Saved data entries
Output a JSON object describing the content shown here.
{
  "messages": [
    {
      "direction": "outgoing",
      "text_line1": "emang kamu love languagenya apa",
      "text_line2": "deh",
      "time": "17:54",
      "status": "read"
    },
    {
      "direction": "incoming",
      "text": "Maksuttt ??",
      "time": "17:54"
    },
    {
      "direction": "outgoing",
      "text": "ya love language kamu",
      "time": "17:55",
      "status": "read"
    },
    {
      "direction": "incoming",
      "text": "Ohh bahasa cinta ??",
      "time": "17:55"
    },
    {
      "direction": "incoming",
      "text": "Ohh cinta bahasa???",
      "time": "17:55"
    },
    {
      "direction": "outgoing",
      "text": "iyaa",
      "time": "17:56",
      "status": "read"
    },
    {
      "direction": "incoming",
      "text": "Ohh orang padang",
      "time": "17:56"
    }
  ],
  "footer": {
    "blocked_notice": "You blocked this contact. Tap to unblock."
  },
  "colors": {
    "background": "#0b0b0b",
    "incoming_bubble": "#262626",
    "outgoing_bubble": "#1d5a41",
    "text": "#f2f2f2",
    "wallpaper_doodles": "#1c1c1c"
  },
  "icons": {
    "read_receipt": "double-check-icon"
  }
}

**The exercise:** Lines containing the string "love" should be counted; reply with their number and nothing more.

**Response:** 2